● To do
Type every record exactly as it appears.

● Records provided
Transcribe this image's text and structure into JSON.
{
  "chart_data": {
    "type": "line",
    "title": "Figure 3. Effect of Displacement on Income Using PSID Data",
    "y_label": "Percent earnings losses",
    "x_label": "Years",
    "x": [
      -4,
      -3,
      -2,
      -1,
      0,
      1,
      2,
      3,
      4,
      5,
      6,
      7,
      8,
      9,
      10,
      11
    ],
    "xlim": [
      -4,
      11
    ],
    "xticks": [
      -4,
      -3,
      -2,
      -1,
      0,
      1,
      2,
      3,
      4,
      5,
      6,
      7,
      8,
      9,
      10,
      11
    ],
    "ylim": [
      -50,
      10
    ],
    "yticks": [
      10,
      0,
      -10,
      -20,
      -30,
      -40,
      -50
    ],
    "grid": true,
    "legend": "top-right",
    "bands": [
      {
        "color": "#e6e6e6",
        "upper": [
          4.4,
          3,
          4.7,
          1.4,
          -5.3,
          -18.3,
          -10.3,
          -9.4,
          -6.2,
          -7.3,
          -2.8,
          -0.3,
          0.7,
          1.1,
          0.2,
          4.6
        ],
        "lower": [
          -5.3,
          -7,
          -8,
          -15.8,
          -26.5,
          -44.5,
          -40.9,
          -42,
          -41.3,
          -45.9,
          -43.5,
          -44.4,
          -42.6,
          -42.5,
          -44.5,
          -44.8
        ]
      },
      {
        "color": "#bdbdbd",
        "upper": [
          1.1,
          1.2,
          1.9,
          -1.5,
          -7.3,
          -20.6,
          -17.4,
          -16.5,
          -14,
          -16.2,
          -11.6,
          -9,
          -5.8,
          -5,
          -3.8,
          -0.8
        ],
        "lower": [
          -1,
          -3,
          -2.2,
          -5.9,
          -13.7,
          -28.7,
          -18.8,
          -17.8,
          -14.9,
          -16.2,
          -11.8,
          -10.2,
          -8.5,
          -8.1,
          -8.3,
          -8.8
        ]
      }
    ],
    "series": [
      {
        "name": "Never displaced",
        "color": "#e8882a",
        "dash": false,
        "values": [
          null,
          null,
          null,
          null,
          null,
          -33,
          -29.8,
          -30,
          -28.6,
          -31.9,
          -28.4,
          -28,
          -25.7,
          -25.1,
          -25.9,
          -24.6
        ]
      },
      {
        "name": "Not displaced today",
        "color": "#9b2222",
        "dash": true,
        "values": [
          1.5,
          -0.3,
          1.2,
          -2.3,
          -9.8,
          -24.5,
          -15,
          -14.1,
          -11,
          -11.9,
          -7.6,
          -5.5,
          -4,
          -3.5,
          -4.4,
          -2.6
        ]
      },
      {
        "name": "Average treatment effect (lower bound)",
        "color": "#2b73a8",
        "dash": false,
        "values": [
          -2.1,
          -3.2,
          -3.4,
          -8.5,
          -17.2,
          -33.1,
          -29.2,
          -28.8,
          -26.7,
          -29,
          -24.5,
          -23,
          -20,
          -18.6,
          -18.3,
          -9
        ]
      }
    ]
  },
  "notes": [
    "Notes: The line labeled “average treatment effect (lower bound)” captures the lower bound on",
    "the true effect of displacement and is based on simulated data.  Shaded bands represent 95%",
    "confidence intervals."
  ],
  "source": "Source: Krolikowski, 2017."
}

● Exercise answer
Transcribe this image's text and structure into JSON.
{
  "chart_data": {
    "type": "line",
    "title": "Figure 3. Effect of Displacement on Income Using PSID Data",
    "y_label": "Percent earnings losses",
    "x_label": "Years",
    "x": [
      -4,
      -3,
      -2,
      -1,
      0,
      1,
      2,
      3,
      4,
      5,
      6,
      7,
      8,
      9,
      10,
      11
    ],
    "xlim": [
      -4,
      11
    ],
    "xticks": [
      -4,
      -3,
      -2,
      -1,
      0,
      1,
      2,
      3,
      4,
      5,
      6,
      7,
      8,
      9,
      10,
      11
    ],
    "ylim": [
      -50,
      10
    ],
    "yticks": [
      10,
      0,
      -10,
      -20,
      -30,
      -40,
      -50
    ],
    "grid": true,
    "legend": "top-right",
    "bands": [
      {
        "color": "#e6e6e6",
        "upper": [
          4.4,
          3,
          4.7,
          1.4,
          -5.3,
          -18.3,
          -10.3,
          -9.4,
          -6.2,
          -7.3,
          -2.8,
          -0.3,
          0.7,
          1.1,
          0.2,
          4.6
        ],
        "lower": [
          -5.3,
          -7,
          -8,
          -15.8,
          -26.5,
          -44.5,
          -40.9,
          -42,
          -41.3,
          -45.9,
          -43.5,
          -44.4,
          -42.6,
          -42.5,
          -44.5,
          -44.8
        ]
      },
      {
        "color": "#bdbdbd",
        "upper": [
          1.1,
          1.2,
          1.9,
          -1.5,
          -7.3,
          -20.6,
          -17.4,
          -16.5,
          -14,
          -16.2,
          -11.6,
          -9,
          -5.8,
          -5,
          -3.8,
          -0.8
        ],
        "lower": [
          -1,
          -3,
          -2.2,
          -5.9,
          -13.7,
          -28.7,
          -18.8,
          -17.8,
          -14.9,
          -16.2,
          -11.8,
          -10.2,
          -8.5,
          -8.1,
          -8.3,
          -8.8
        ]
      }
    ],
    "series": [
      {
        "name": "Never displaced",
        "color": "#e8882a",
        "dash": false,
        "values": [
          null,
          null,
          null,
          null,
          null,
          -33,
          -29.8,
          -30,
          -28.6,
          -31.9,
          -28.4,
          -28,
          -25.7,
          -25.1,
          -25.9,
          -24.6
        ]
      },
      {
        "name": "Not displaced today",
        "color": "#9b2222",
        "dash": true,
        "values": [
          1.5,
          -0.3,
          1.2,
          -2.3,
          -9.8,
          -24.5,
          -15,
          -14.1,
          -11,
          -11.9,
          -7.6,
          -5.5,
          -4,
          -3.5,
          -4.4,
          -2.6
        ]
      },
      {
        "name": "Average treatment effect (lower bound)",
        "color": "#2b73a8",
        "dash": false,
        "values": [
          -2.1,
          -3.2,
          -3.4,
          -8.5,
          -17.2,
          -33.1,
          -29.2,
          -28.8,
          -26.7,
          -29,
          -24.5,
          -23,
          -20,
          -18.6,
          -18.3,
          -9
        ]
      }
    ]
  },
  "notes": [
    "Notes: The line labeled “average treatment effect (lower bound)” captures the lower bound on",
    "the true effect of displacement and is based on simulated data.  Shaded bands represent 95%",
    "confidence intervals."
  ],
  "source": "Source: Krolikowski, 2017."
}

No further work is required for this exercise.